What you will do →
Gather each line of the entries below that includes "policy".

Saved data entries
------------------------------------------------
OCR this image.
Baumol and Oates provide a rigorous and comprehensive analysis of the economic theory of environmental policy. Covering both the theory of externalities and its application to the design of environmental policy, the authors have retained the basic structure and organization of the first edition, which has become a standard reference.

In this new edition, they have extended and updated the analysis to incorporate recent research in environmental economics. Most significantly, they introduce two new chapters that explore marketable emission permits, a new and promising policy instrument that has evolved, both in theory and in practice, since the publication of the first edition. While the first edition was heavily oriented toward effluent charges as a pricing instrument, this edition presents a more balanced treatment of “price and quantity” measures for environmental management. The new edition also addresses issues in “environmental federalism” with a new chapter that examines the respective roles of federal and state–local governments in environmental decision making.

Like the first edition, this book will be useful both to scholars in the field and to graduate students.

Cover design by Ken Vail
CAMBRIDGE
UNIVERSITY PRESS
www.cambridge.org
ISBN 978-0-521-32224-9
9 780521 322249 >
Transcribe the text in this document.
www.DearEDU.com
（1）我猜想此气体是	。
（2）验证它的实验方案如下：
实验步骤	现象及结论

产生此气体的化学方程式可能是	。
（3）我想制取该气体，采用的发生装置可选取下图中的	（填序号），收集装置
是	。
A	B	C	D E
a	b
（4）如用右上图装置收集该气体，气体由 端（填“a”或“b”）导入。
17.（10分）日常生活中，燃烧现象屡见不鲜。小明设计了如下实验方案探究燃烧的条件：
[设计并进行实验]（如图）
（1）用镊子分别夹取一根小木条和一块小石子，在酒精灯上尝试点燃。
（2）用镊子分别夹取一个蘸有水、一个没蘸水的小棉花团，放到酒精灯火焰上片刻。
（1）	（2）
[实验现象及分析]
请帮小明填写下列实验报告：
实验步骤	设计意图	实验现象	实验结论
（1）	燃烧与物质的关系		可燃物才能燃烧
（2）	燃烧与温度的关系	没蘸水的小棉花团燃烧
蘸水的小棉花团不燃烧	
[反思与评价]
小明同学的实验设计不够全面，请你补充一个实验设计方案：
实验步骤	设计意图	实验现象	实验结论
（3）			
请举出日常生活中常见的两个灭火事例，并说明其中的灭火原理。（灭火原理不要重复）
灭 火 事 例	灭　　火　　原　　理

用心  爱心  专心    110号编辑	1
------------------------------------------------
Result of the task →
Baumol and Oates provide a rigorous and comprehensive analysis of the economic theory of environmental policy. Covering both the theory of externalities and its application to the design of environmental policy, the authors have retained the basic structure and organization of the first edition, which has become a standard reference.
In this new edition, they have extended and updated the analysis to incorporate recent research in environmental economics. Most significantly, they introduce two new chapters that explore marketable emission permits, a new and promising policy instrument that has evolved, both in theory and in practice, since the publication of the first edition. While the first edition was heavily oriented toward effluent charges as a pricing instrument, this edition presents a more balanced treatment of “price and quantity” measures for environmental management. The new edition also addresses issues in “environmental federalism” with a new chapter that examines the respective roles of federal and state–local governments in environmental decision making.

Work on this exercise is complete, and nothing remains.